Your task ▸ Your task is to extract every line from the material below exactly.
[Start of Information shown]
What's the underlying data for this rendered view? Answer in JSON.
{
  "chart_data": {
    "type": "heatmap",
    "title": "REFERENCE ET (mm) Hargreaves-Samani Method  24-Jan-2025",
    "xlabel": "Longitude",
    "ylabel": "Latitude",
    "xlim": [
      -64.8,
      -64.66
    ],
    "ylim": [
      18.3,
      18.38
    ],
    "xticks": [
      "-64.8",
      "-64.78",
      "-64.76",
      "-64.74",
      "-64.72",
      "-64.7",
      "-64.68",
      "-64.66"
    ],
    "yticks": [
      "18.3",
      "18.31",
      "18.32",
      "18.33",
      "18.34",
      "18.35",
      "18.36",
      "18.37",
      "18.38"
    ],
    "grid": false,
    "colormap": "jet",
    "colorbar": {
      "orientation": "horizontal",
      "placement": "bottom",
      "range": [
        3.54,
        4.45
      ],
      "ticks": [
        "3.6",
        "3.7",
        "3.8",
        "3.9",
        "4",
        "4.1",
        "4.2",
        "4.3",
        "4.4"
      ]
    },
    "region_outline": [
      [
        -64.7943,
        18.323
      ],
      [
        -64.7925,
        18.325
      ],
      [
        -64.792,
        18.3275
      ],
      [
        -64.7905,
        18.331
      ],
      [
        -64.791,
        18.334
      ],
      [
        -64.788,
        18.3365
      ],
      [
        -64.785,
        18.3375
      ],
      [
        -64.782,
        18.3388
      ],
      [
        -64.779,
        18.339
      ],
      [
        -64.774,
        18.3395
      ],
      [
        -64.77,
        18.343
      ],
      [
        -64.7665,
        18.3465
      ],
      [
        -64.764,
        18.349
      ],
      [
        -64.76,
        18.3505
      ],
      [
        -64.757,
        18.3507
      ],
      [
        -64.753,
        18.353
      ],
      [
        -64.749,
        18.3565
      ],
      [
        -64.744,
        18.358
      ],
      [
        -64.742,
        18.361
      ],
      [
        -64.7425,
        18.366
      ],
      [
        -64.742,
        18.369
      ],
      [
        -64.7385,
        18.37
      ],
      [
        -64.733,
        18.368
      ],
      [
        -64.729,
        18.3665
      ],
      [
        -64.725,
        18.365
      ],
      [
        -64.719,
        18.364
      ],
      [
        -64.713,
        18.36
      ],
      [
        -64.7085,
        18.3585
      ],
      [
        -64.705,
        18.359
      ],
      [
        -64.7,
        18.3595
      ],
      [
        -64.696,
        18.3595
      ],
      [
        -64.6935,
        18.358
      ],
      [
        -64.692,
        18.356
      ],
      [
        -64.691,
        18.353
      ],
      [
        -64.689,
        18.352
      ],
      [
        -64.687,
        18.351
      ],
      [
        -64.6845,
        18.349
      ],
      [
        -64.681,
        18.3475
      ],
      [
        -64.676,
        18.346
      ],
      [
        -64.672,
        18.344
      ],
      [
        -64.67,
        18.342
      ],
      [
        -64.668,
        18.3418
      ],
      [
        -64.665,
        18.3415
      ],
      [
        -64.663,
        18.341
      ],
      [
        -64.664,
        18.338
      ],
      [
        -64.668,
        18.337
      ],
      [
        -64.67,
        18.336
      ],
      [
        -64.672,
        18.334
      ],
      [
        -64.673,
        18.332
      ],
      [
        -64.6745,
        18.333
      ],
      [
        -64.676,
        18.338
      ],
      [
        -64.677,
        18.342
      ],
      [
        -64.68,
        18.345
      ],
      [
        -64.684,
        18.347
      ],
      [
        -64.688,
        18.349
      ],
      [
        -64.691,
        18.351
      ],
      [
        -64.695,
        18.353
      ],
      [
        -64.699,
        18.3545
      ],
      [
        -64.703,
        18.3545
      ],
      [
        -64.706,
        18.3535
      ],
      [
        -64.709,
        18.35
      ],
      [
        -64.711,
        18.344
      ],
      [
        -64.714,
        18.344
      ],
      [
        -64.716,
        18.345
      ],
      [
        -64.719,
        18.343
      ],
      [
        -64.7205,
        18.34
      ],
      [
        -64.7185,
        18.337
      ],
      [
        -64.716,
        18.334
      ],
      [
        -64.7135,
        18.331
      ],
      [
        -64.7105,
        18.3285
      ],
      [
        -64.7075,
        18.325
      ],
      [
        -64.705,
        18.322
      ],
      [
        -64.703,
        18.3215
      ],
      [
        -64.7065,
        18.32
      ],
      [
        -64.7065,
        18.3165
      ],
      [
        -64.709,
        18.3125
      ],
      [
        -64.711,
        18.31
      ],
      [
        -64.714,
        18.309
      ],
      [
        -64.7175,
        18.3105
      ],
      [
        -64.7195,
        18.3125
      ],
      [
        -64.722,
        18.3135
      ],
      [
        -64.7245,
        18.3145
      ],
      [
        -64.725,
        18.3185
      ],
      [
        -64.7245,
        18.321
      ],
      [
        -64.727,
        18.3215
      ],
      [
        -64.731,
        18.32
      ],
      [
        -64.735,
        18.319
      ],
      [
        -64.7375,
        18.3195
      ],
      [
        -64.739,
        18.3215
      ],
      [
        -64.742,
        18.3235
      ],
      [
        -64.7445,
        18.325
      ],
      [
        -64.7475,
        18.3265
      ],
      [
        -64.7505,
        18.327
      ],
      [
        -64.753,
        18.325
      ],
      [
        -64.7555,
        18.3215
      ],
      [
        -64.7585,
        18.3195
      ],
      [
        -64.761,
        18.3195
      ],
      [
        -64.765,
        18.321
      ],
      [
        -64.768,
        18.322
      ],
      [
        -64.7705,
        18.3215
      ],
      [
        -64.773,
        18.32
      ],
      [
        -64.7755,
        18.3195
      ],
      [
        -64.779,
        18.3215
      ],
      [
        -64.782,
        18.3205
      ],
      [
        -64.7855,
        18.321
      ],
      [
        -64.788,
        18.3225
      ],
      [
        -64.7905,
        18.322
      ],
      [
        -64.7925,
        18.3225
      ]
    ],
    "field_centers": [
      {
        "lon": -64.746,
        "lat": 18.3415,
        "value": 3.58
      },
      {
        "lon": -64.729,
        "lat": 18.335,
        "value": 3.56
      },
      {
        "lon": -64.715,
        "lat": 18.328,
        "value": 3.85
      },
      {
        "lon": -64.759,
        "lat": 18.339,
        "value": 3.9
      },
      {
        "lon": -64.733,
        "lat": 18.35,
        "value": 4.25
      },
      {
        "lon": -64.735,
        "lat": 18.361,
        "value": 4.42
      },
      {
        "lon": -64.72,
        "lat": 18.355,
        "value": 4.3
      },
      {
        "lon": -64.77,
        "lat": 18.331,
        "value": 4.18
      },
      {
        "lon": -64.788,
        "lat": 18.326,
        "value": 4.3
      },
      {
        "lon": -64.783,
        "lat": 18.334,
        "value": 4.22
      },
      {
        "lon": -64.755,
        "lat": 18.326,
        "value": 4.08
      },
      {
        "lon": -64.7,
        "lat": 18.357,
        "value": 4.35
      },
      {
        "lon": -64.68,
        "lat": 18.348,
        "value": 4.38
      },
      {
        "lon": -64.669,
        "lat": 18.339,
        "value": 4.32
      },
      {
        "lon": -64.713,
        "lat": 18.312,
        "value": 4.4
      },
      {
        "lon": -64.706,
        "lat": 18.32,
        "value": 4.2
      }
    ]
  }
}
[End of Information shown]
Full answer ▸
What's the underlying data for this rendered view? Answer in JSON.
{
  "chart_data": {
    "type": "heatmap",
    "title": "REFERENCE ET (mm) Hargreaves-Samani Method  24-Jan-2025",
    "xlabel": "Longitude",
    "ylabel": "Latitude",
    "xlim": [
      -64.8,
      -64.66
    ],
    "ylim": [
      18.3,
      18.38
    ],
    "xticks": [
      "-64.8",
      "-64.78",
      "-64.76",
      "-64.74",
      "-64.72",
      "-64.7",
      "-64.68",
      "-64.66"
    ],
    "yticks": [
      "18.3",
      "18.31",
      "18.32",
      "18.33",
      "18.34",
      "18.35",
      "18.36",
      "18.37",
      "18.38"
    ],
    "grid": false,
    "colormap": "jet",
    "colorbar": {
      "orientation": "horizontal",
      "placement": "bottom",
      "range": [
        3.54,
        4.45
      ],
      "ticks": [
        "3.6",
        "3.7",
        "3.8",
        "3.9",
        "4",
        "4.1",
        "4.2",
        "4.3",
        "4.4"
      ]
    },
    "region_outline": [
      [
        -64.7943,
        18.323
      ],
      [
        -64.7925,
        18.325
      ],
      [
        -64.792,
        18.3275
      ],
      [
        -64.7905,
        18.331
      ],
      [
        -64.791,
        18.334
      ],
      [
        -64.788,
        18.3365
      ],
      [
        -64.785,
        18.3375
      ],
      [
        -64.782,
        18.3388
      ],
      [
        -64.779,
        18.339
      ],
      [
        -64.774,
        18.3395
      ],
      [
        -64.77,
        18.343
      ],
      [
        -64.7665,
        18.3465
      ],
      [
        -64.764,
        18.349
      ],
      [
        -64.76,
        18.3505
      ],
      [
        -64.757,
        18.3507
      ],
      [
        -64.753,
        18.353
      ],
      [
        -64.749,
        18.3565
      ],
      [
        -64.744,
        18.358
      ],
      [
        -64.742,
        18.361
      ],
      [
        -64.7425,
        18.366
      ],
      [
        -64.742,
        18.369
      ],
      [
        -64.7385,
        18.37
      ],
      [
        -64.733,
        18.368
      ],
      [
        -64.729,
        18.3665
      ],
      [
        -64.725,
        18.365
      ],
      [
        -64.719,
        18.364
      ],
      [
        -64.713,
        18.36
      ],
      [
        -64.7085,
        18.3585
      ],
      [
        -64.705,
        18.359
      ],
      [
        -64.7,
        18.3595
      ],
      [
        -64.696,
        18.3595
      ],
      [
        -64.6935,
        18.358
      ],
      [
        -64.692,
        18.356
      ],
      [
        -64.691,
        18.353
      ],
      [
        -64.689,
        18.352
      ],
      [
        -64.687,
        18.351
      ],
      [
        -64.6845,
        18.349
      ],
      [
        -64.681,
        18.3475
      ],
      [
        -64.676,
        18.346
      ],
      [
        -64.672,
        18.344
      ],
      [
        -64.67,
        18.342
      ],
      [
        -64.668,
        18.3418
      ],
      [
        -64.665,
        18.3415
      ],
      [
        -64.663,
        18.341
      ],
      [
        -64.664,
        18.338
      ],
      [
        -64.668,
        18.337
      ],
      [
        -64.67,
        18.336
      ],
      [
        -64.672,
        18.334
      ],
      [
        -64.673,
        18.332
      ],
      [
        -64.6745,
        18.333
      ],
      [
        -64.676,
        18.338
      ],
      [
        -64.677,
        18.342
      ],
      [
        -64.68,
        18.345
      ],
      [
        -64.684,
        18.347
      ],
      [
        -64.688,
        18.349
      ],
      [
        -64.691,
        18.351
      ],
      [
        -64.695,
        18.353
      ],
      [
        -64.699,
        18.3545
      ],
      [
        -64.703,
        18.3545
      ],
      [
        -64.706,
        18.3535
      ],
      [
        -64.709,
        18.35
      ],
      [
        -64.711,
        18.344
      ],
      [
        -64.714,
        18.344
      ],
      [
        -64.716,
        18.345
      ],
      [
        -64.719,
        18.343
      ],
      [
        -64.7205,
        18.34
      ],
      [
        -64.7185,
        18.337
      ],
      [
        -64.716,
        18.334
      ],
      [
        -64.7135,
        18.331
      ],
      [
        -64.7105,
        18.3285
      ],
      [
        -64.7075,
        18.325
      ],
      [
        -64.705,
        18.322
      ],
      [
        -64.703,
        18.3215
      ],
      [
        -64.7065,
        18.32
      ],
      [
        -64.7065,
        18.3165
      ],
      [
        -64.709,
        18.3125
      ],
      [
        -64.711,
        18.31
      ],
      [
        -64.714,
        18.309
      ],
      [
        -64.7175,
        18.3105
      ],
      [
        -64.7195,
        18.3125
      ],
      [
        -64.722,
        18.3135
      ],
      [
        -64.7245,
        18.3145
      ],
      [
        -64.725,
        18.3185
      ],
      [
        -64.7245,
        18.321
      ],
      [
        -64.727,
        18.3215
      ],
      [
        -64.731,
        18.32
      ],
      [
        -64.735,
        18.319
      ],
      [
        -64.7375,
        18.3195
      ],
      [
        -64.739,
        18.3215
      ],
      [
        -64.742,
        18.3235
      ],
      [
        -64.7445,
        18.325
      ],
      [
        -64.7475,
        18.3265
      ],
      [
        -64.7505,
        18.327
      ],
      [
        -64.753,
        18.325
      ],
      [
        -64.7555,
        18.3215
      ],
      [
        -64.7585,
        18.3195
      ],
      [
        -64.761,
        18.3195
      ],
      [
        -64.765,
        18.321
      ],
      [
        -64.768,
        18.322
      ],
      [
        -64.7705,
        18.3215
      ],
      [
        -64.773,
        18.32
      ],
      [
        -64.7755,
        18.3195
      ],
      [
        -64.779,
        18.3215
      ],
      [
        -64.782,
        18.3205
      ],
      [
        -64.7855,
        18.321
      ],
      [
        -64.788,
        18.3225
      ],
      [
        -64.7905,
        18.322
      ],
      [
        -64.7925,
        18.3225
      ]
    ],
    "field_centers": [
      {
        "lon": -64.746,
        "lat": 18.3415,
        "value": 3.58
      },
      {
        "lon": -64.729,
        "lat": 18.335,
        "value": 3.56
      },
      {
        "lon": -64.715,
        "lat": 18.328,
        "value": 3.85
      },
      {
        "lon": -64.759,
        "lat": 18.339,
        "value": 3.9
      },
      {
        "lon": -64.733,
        "lat": 18.35,
        "value": 4.25
      },
      {
        "lon": -64.735,
        "lat": 18.361,
        "value": 4.42
      },
      {
        "lon": -64.72,
        "lat": 18.355,
        "value": 4.3
      },
      {
        "lon": -64.77,
        "lat": 18.331,
        "value": 4.18
      },
      {
        "lon": -64.788,
        "lat": 18.326,
        "value": 4.3
      },
      {
        "lon": -64.783,
        "lat": 18.334,
        "value": 4.22
      },
      {
        "lon": -64.755,
        "lat": 18.326,
        "value": 4.08
      },
      {
        "lon": -64.7,
        "lat": 18.357,
        "value": 4.35
      },
      {
        "lon": -64.68,
        "lat": 18.348,
        "value": 4.38
      },
      {
        "lon": -64.669,
        "lat": 18.339,
        "value": 4.32
      },
      {
        "lon": -64.713,
        "lat": 18.312,
        "value": 4.4
      },
      {
        "lon": -64.706,
        "lat": 18.32,
        "value": 4.2
      }
    ]
  }
}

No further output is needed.